#### Task brief
Work through the entries below and report how many lines include "行銷成本". The number alone is the answer.

* Begin Materials provided *

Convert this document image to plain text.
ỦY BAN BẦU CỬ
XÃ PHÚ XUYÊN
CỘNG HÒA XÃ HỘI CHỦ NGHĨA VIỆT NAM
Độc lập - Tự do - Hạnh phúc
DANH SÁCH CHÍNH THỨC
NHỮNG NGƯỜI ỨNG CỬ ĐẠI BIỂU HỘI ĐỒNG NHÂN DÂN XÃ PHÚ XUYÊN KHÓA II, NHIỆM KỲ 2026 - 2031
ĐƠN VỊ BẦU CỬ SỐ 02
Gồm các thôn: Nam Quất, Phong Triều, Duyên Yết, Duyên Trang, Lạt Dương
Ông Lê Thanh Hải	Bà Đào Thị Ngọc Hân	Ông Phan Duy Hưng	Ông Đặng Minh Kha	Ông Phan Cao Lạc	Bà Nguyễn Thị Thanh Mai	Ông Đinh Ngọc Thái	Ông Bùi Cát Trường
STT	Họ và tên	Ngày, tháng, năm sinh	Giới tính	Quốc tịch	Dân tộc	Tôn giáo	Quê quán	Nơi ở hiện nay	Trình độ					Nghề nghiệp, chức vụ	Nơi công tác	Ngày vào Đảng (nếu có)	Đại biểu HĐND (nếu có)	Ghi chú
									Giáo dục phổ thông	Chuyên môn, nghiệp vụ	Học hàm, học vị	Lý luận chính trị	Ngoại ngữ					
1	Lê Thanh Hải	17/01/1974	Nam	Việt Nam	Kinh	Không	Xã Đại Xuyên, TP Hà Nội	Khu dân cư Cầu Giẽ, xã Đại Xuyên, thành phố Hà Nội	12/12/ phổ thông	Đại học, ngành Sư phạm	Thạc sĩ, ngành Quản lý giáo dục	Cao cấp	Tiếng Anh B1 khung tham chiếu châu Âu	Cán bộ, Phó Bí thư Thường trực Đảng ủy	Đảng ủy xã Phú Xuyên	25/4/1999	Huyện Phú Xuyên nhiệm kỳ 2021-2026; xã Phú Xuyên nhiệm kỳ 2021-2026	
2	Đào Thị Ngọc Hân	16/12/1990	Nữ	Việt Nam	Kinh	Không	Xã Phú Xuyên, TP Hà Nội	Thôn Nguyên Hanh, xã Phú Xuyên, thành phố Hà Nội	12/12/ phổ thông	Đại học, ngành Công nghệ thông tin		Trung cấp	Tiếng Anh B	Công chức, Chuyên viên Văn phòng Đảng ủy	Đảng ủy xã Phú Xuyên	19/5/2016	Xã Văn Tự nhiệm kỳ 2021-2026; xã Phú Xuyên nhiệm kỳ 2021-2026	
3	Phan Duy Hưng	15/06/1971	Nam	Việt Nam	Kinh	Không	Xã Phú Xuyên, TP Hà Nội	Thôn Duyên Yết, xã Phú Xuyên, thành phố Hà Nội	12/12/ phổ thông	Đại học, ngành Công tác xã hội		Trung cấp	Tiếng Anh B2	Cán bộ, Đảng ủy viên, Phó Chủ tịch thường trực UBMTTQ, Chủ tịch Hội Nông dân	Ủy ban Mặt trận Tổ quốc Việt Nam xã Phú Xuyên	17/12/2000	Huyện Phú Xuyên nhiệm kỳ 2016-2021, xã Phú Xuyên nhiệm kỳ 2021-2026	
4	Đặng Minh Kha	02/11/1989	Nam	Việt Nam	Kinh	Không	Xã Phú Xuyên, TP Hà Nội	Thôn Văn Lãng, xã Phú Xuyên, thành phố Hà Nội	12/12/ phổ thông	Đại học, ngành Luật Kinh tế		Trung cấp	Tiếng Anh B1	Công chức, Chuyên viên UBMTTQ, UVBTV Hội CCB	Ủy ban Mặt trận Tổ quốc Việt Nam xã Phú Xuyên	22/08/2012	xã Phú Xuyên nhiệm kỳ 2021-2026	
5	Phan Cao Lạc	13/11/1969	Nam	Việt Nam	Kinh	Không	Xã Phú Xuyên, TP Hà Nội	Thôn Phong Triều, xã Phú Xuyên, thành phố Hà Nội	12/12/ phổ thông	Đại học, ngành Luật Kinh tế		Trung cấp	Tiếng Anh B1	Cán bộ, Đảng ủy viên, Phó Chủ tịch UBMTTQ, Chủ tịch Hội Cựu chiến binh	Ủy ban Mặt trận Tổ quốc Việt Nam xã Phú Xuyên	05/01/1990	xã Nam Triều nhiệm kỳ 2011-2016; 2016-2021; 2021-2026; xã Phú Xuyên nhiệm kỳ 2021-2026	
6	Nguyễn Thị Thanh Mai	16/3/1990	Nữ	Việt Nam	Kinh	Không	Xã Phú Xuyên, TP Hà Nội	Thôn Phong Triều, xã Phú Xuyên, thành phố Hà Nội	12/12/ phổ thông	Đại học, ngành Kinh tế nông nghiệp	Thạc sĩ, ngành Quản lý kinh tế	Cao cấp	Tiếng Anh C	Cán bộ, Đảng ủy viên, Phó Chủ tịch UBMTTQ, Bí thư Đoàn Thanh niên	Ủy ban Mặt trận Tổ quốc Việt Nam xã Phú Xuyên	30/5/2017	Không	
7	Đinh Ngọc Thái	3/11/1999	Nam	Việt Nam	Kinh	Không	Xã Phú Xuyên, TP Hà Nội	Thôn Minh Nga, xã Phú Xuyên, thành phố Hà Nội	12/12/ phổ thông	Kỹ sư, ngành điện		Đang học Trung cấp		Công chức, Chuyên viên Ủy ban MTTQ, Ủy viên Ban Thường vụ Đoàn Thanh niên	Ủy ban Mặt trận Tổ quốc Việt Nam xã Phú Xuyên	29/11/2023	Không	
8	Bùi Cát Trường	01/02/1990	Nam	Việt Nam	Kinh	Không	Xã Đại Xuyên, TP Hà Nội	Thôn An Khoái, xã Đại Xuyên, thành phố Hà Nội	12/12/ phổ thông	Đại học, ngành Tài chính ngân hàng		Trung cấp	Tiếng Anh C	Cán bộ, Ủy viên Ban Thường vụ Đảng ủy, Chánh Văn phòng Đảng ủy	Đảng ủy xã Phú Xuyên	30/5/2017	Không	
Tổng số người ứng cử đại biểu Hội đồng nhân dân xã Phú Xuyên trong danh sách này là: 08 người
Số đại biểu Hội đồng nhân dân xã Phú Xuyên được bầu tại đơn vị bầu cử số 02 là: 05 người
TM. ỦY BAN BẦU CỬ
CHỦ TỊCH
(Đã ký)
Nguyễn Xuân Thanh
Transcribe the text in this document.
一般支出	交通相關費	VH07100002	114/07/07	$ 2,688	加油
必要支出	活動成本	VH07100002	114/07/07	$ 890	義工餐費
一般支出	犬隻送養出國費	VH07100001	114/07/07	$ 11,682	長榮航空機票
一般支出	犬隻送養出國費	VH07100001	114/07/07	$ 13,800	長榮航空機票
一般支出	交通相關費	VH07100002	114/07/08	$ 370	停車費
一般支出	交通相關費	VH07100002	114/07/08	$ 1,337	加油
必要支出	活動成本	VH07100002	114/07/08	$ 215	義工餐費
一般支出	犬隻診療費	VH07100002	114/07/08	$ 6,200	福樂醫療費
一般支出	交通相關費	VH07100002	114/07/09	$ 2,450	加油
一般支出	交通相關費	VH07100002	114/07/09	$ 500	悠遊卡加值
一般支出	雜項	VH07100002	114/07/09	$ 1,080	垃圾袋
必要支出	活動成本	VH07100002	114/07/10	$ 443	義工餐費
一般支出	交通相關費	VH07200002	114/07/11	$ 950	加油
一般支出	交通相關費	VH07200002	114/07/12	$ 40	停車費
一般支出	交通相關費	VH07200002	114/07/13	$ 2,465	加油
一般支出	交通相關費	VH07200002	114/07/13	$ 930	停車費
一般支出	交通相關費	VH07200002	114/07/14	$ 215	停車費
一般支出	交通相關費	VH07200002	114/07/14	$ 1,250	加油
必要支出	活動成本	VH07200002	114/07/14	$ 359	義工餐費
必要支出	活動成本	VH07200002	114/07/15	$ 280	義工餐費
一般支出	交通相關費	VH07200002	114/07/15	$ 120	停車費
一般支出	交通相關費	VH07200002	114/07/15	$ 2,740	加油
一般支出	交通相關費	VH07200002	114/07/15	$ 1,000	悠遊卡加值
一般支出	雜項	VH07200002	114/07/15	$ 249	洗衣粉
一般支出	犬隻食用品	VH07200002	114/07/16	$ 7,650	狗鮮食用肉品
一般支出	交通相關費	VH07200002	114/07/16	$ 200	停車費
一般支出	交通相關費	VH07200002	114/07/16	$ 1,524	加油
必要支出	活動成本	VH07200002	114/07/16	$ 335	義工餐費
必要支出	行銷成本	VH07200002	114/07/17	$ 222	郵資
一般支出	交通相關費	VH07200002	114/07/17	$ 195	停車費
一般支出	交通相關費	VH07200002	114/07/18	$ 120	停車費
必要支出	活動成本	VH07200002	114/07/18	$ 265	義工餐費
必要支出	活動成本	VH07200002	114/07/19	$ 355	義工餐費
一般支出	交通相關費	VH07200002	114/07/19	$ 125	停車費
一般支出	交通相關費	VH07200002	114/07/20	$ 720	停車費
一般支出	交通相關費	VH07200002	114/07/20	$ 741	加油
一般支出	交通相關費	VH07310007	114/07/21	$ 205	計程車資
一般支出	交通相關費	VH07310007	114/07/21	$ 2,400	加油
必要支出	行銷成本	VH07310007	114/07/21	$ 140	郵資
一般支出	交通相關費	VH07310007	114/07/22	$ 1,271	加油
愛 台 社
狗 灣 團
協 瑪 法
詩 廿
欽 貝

* End Materials provided *

#### Solved exercise
2